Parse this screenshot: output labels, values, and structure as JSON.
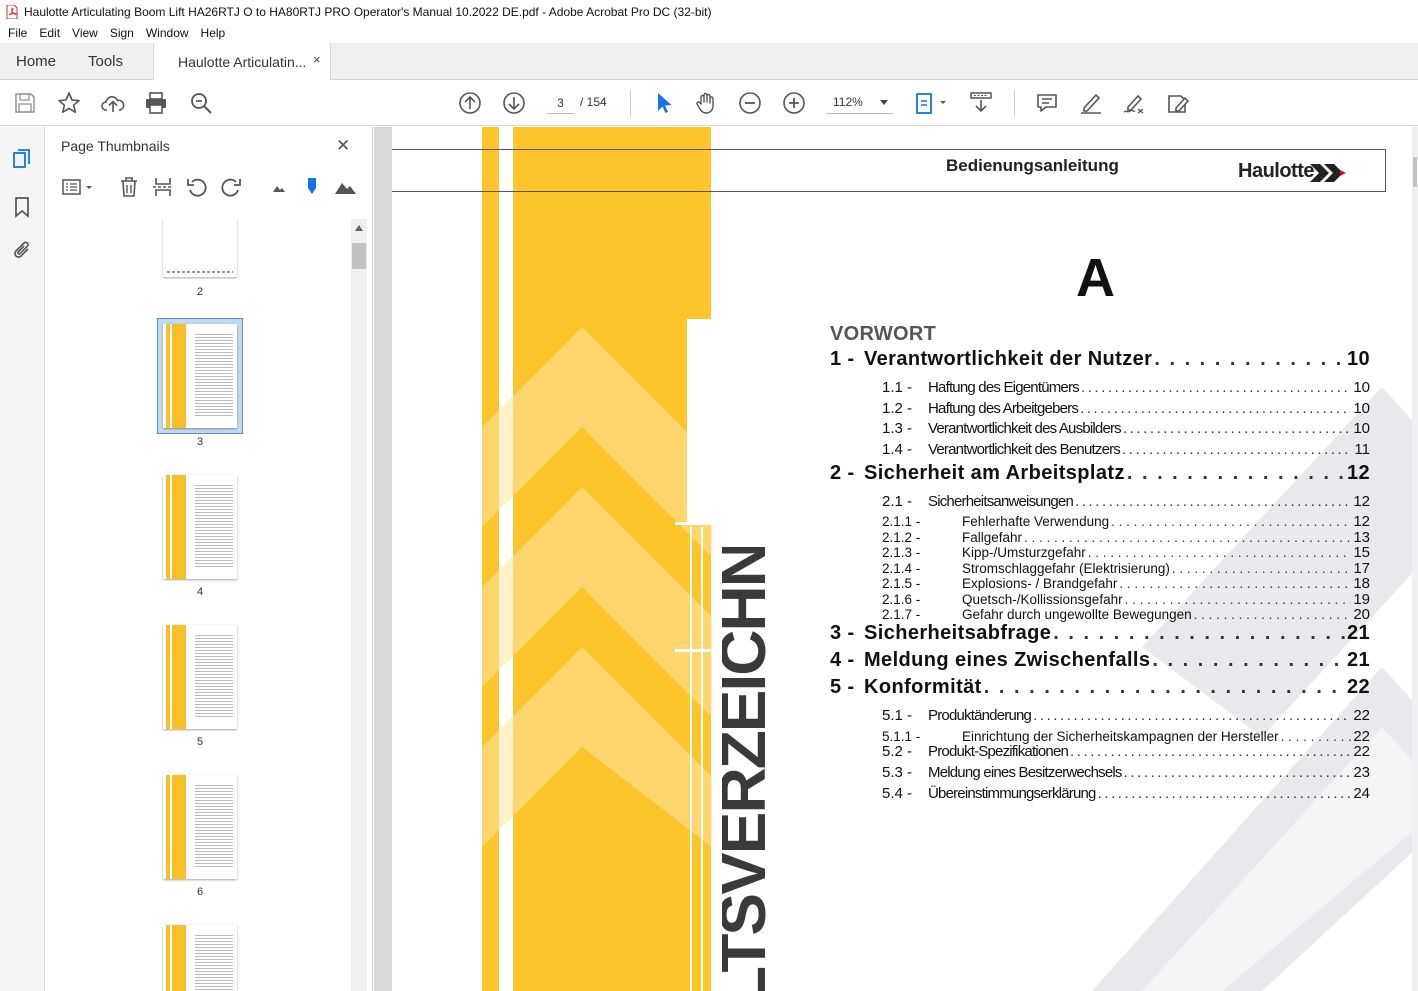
{
  "window": {
    "title": "Haulotte Articulating Boom Lift HA26RTJ O to HA80RTJ PRO Operator's Manual 10.2022 DE.pdf - Adobe Acrobat Pro DC (32-bit)"
  },
  "menu": [
    "File",
    "Edit",
    "View",
    "Sign",
    "Window",
    "Help"
  ],
  "tabs": {
    "home": "Home",
    "tools": "Tools",
    "document": "Haulotte Articulatin...",
    "close": "×"
  },
  "toolbar": {
    "page_current": "3",
    "page_total": "/  154",
    "zoom": "112%"
  },
  "thumbnails": {
    "title": "Page Thumbnails",
    "close": "✕",
    "selected_page": 3,
    "pages": [
      {
        "label": "2"
      },
      {
        "label": "3"
      },
      {
        "label": "4"
      },
      {
        "label": "5"
      },
      {
        "label": "6"
      }
    ]
  },
  "document": {
    "header_title": "Bedienungsanleitung",
    "brand": "Haulotte",
    "brand_color": "#e30613",
    "accent_yellow": "#fdc42b",
    "section_letter": "A",
    "vertical_title": "LTSVERZEICHNIS",
    "preface": "VORWORT",
    "toc": [
      {
        "level": 1,
        "num": "1 -",
        "label": "Verantwortlichkeit der Nutzer",
        "page": "10"
      },
      {
        "level": 2,
        "num": "1.1 -",
        "label": "Haftung des Eigentümers",
        "page": "10"
      },
      {
        "level": 2,
        "num": "1.2 -",
        "label": "Haftung des Arbeitgebers",
        "page": "10"
      },
      {
        "level": 2,
        "num": "1.3 -",
        "label": "Verantwortlichkeit des Ausbilders",
        "page": "10"
      },
      {
        "level": 2,
        "num": "1.4 -",
        "label": "Verantwortlichkeit des Benutzers",
        "page": "11"
      },
      {
        "level": 1,
        "num": "2 -",
        "label": "Sicherheit am Arbeitsplatz",
        "page": "12"
      },
      {
        "level": 2,
        "num": "2.1 -",
        "label": "Sicherheitsanweisungen",
        "page": "12"
      },
      {
        "level": 3,
        "num": "2.1.1 -",
        "label": "Fehlerhafte Verwendung",
        "page": "12"
      },
      {
        "level": 3,
        "num": "2.1.2 -",
        "label": "Fallgefahr",
        "page": "13"
      },
      {
        "level": 3,
        "num": "2.1.3 -",
        "label": "Kipp-/Umsturzgefahr",
        "page": "15"
      },
      {
        "level": 3,
        "num": "2.1.4 -",
        "label": "Stromschlaggefahr (Elektrisierung)",
        "page": "17"
      },
      {
        "level": 3,
        "num": "2.1.5 -",
        "label": "Explosions- / Brandgefahr",
        "page": "18"
      },
      {
        "level": 3,
        "num": "2.1.6 -",
        "label": "Quetsch-/Kollissionsgefahr",
        "page": "19"
      },
      {
        "level": 3,
        "num": "2.1.7 -",
        "label": "Gefahr durch ungewollte Bewegungen",
        "page": "20"
      },
      {
        "level": 1,
        "num": "3 -",
        "label": "Sicherheitsabfrage",
        "page": "21"
      },
      {
        "level": 1,
        "num": "4 -",
        "label": "Meldung eines Zwischenfalls",
        "page": "21"
      },
      {
        "level": 1,
        "num": "5 -",
        "label": "Konformität",
        "page": "22"
      },
      {
        "level": 2,
        "num": "5.1 -",
        "label": "Produktänderung",
        "page": "22"
      },
      {
        "level": 3,
        "num": "5.1.1 -",
        "label": "Einrichtung der Sicherheitskampagnen der Hersteller",
        "page": "22"
      },
      {
        "level": 2,
        "num": "5.2 -",
        "label": "Produkt-Spezifikationen",
        "page": "22"
      },
      {
        "level": 2,
        "num": "5.3 -",
        "label": "Meldung eines Besitzerwechsels",
        "page": "23"
      },
      {
        "level": 2,
        "num": "5.4 -",
        "label": "Übereinstimmungserklärung",
        "page": "24"
      }
    ]
  }
}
········
Repeat the listing in full and exactly. Do not include any images.

**Exercise result**
Parse this screenshot: output labels, values, and structure as JSON.
{
  "window": {
    "title": "Haulotte Articulating Boom Lift HA26RTJ O to HA80RTJ PRO Operator's Manual 10.2022 DE.pdf - Adobe Acrobat Pro DC (32-bit)"
  },
  "menu": [
    "File",
    "Edit",
    "View",
    "Sign",
    "Window",
    "Help"
  ],
  "tabs": {
    "home": "Home",
    "tools": "Tools",
    "document": "Haulotte Articulatin...",
    "close": "×"
  },
  "toolbar": {
    "page_current": "3",
    "page_total": "/  154",
    "zoom": "112%"
  },
  "thumbnails": {
    "title": "Page Thumbnails",
    "close": "✕",
    "selected_page": 3,
    "pages": [
      {
        "label": "2"
      },
      {
        "label": "3"
      },
      {
        "label": "4"
      },
      {
        "label": "5"
      },
      {
        "label": "6"
      }
    ]
  },
  "document": {
    "header_title": "Bedienungsanleitung",
    "brand": "Haulotte",
    "brand_color": "#e30613",
    "accent_yellow": "#fdc42b",
    "section_letter": "A",
    "vertical_title": "LTSVERZEICHNIS",
    "preface": "VORWORT",
    "toc": [
      {
        "level": 1,
        "num": "1 -",
        "label": "Verantwortlichkeit der Nutzer",
        "page": "10"
      },
      {
        "level": 2,
        "num": "1.1 -",
        "label": "Haftung des Eigentümers",
        "page": "10"
      },
      {
        "level": 2,
        "num": "1.2 -",
        "label": "Haftung des Arbeitgebers",
        "page": "10"
      },
      {
        "level": 2,
        "num": "1.3 -",
        "label": "Verantwortlichkeit des Ausbilders",
        "page": "10"
      },
      {
        "level": 2,
        "num": "1.4 -",
        "label": "Verantwortlichkeit des Benutzers",
        "page": "11"
      },
      {
        "level": 1,
        "num": "2 -",
        "label": "Sicherheit am Arbeitsplatz",
        "page": "12"
      },
      {
        "level": 2,
        "num": "2.1 -",
        "label": "Sicherheitsanweisungen",
        "page": "12"
      },
      {
        "level": 3,
        "num": "2.1.1 -",
        "label": "Fehlerhafte Verwendung",
        "page": "12"
      },
      {
        "level": 3,
        "num": "2.1.2 -",
        "label": "Fallgefahr",
        "page": "13"
      },
      {
        "level": 3,
        "num": "2.1.3 -",
        "label": "Kipp-/Umsturzgefahr",
        "page": "15"
      },
      {
        "level": 3,
        "num": "2.1.4 -",
        "label": "Stromschlaggefahr (Elektrisierung)",
        "page": "17"
      },
      {
        "level": 3,
        "num": "2.1.5 -",
        "label": "Explosions- / Brandgefahr",
        "page": "18"
      },
      {
        "level": 3,
        "num": "2.1.6 -",
        "label": "Quetsch-/Kollissionsgefahr",
        "page": "19"
      },
      {
        "level": 3,
        "num": "2.1.7 -",
        "label": "Gefahr durch ungewollte Bewegungen",
        "page": "20"
      },
      {
        "level": 1,
        "num": "3 -",
        "label": "Sicherheitsabfrage",
        "page": "21"
      },
      {
        "level": 1,
        "num": "4 -",
        "label": "Meldung eines Zwischenfalls",
        "page": "21"
      },
      {
        "level": 1,
        "num": "5 -",
        "label": "Konformität",
        "page": "22"
      },
      {
        "level": 2,
        "num": "5.1 -",
        "label": "Produktänderung",
        "page": "22"
      },
      {
        "level": 3,
        "num": "5.1.1 -",
        "label": "Einrichtung der Sicherheitskampagnen der Hersteller",
        "page": "22"
      },
      {
        "level": 2,
        "num": "5.2 -",
        "label": "Produkt-Spezifikationen",
        "page": "22"
      },
      {
        "level": 2,
        "num": "5.3 -",
        "label": "Meldung eines Besitzerwechsels",
        "page": "23"
      },
      {
        "level": 2,
        "num": "5.4 -",
        "label": "Übereinstimmungserklärung",
        "page": "24"
      }
    ]
  }
}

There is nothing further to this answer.